EXCERPT PROVIDED -
┌──

KONDORI, MOḤAMMAD B. MANṢUR

 

KONDORI, Moḥammad b. Manṣur, ʿAmid al-Molk Abu Naṣr (b. ca. 1024; d. 29 November 1064), vizier to Ṭoḡrel Beg (r. 1040-63), the first sultan of the Great Saljuqs, and, briefly, to Ṭoḡrel’s successor Alp Arslān (r. 1063-72). The nesba may refer to the profession of selling frankincense (Pers. kondor frankincense) or to a place. There are two villages with the name Kondor, and Ṣadr-al-Din Ḥosayni (fl. 1180-1225) states explicitly that the one in Khorasan, near Ṭoreyṯiṯ, is Kondori’s most probable birthplace (p. 23; cf. Samʿāni, XI, pp. 157-58).

During the 1040s, when Ṣāḥeb Abu ʿAbdallāh Ḥosayn b. ʿAli b. Mikāʾil was one of Ṭoḡrel’s first viziers, Kondori’s skill in Arabic composition (Ar. enšāʾ) appears to have brought him to a career as secretary (Ar. raʾis al-roʾasāʾ) in the sultan’s chancery (Bowen, pp. 107-108, 110). Toward the end of 1054 or in 1055, Kondori himself became Ṭoḡrel’s vizier, and Ḏahabi (1274-1348) reports that at the time of the appointment Kondori was 31 (Bowen, p. 110; cf. Ebn al-Aṯir, IX, p. 526), which in turn suggests a date of birth around 1024. In December 1055, when the Saljuqs entered Baghdad, Kondori certainly was Ṭoḡrel’s vizier. According to Ebn Ḵallekān (1211-82; V, p. 141, and tr., III, p. 293), the sultan sent his vizier early in his reign on the mission to arrange a marriage with a Khwarazmshah princess. After Kondori had shown the temerity to marry the woman himself, he exonerated himself in Ṭoḡrel’s presence by shaving off his beard and castrating himself (Bondāri, p. 30; cf. Ebn al-Jowzi, VIII, p. 239; Ḥoseyni, p. 24; Ebn al-Aṯir, X, pp. 32-33; for the improbable placement of this event during Kondori’s brief vizierate for Alp Arslān, see Ebn Ḵallekān, V, p. 141-42, and tr., III, pp. 293-94, and the discussion below).

└──

RAW DATA -

┌──

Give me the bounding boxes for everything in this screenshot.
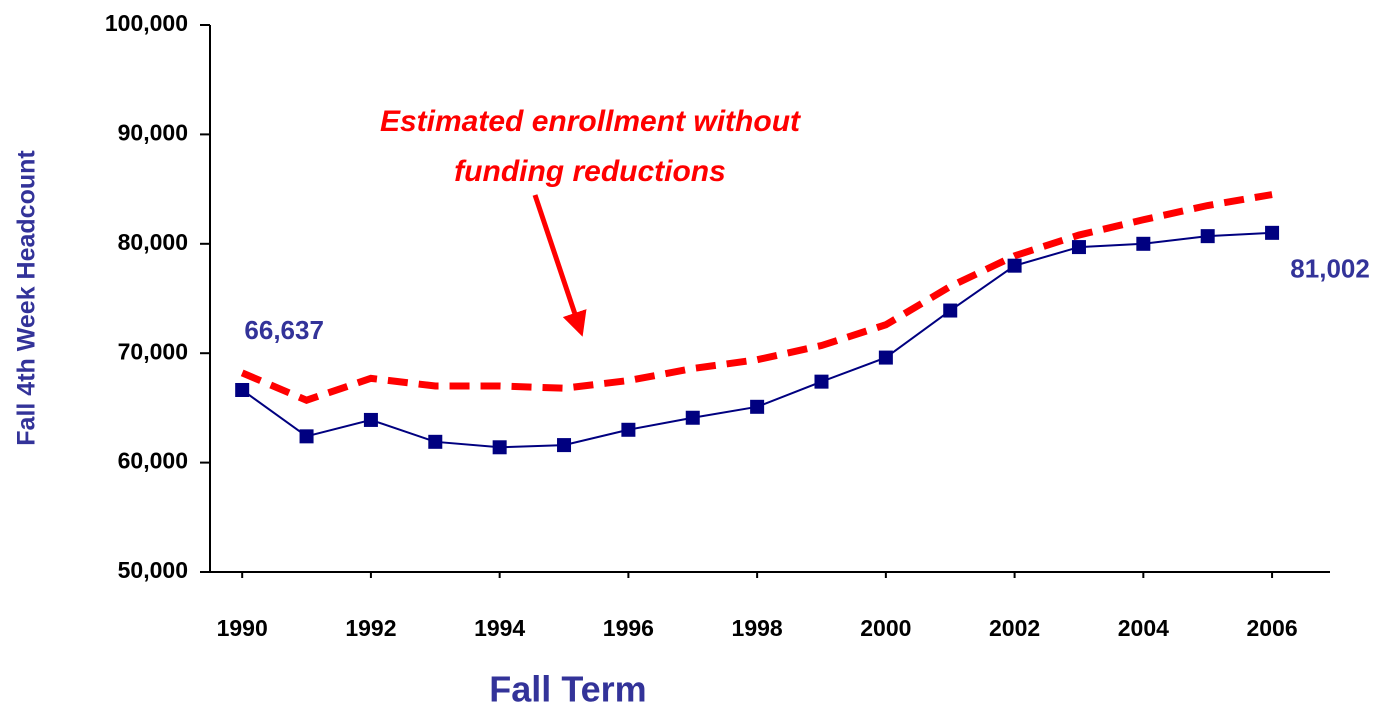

└──

TO BE DONE -
**a)** Echo the stretch of the entry on Kondori from "KONDORI, Moḥammad b. Manṣur, ʿAmid" through "XI, pp. 157-58).".
**b)** In the entry on Kondori, which writers appear with their own years (lifespan or period of activity) in parentheses?
**c)** According to the entry on Kondori, how old was he when he was appointed Ṭoḡrel's vizier?
The data isn't needed for any of this.

TASK-BY-TASK OUTPUTS -
**a)**
KONDORI, Moḥammad b. Manṣur, ʿAmid al-Molk Abu Naṣr (b. ca. 1024; d. 29 November 1064), vizier to Ṭoḡrel Beg (r. 1040-63), the first sultan of the Great Saljuqs, and, briefly, to Ṭoḡrel’s successor Alp Arslān (r. 1063-72). The nesba may refer to the profession of selling frankincense (Pers. kondor frankincense) or to a place. There are two villages with the name Kondor, and Ṣadr-al-Din Ḥosayni (fl. 1180-1225) states explicitly that the one in Khorasan, near Ṭoreyṯiṯ, is Kondori’s most probable birthplace (p. 23; cf. Samʿāni, XI, pp. 157-58).

**b)**
Ṣadr-al-Din Ḥosayni (fl. 1180-1225)
Ḏahabi (1274-1348)
Ebn Ḵallekān (1211-82)

**c)** He was 31, as Ḏahabi reports.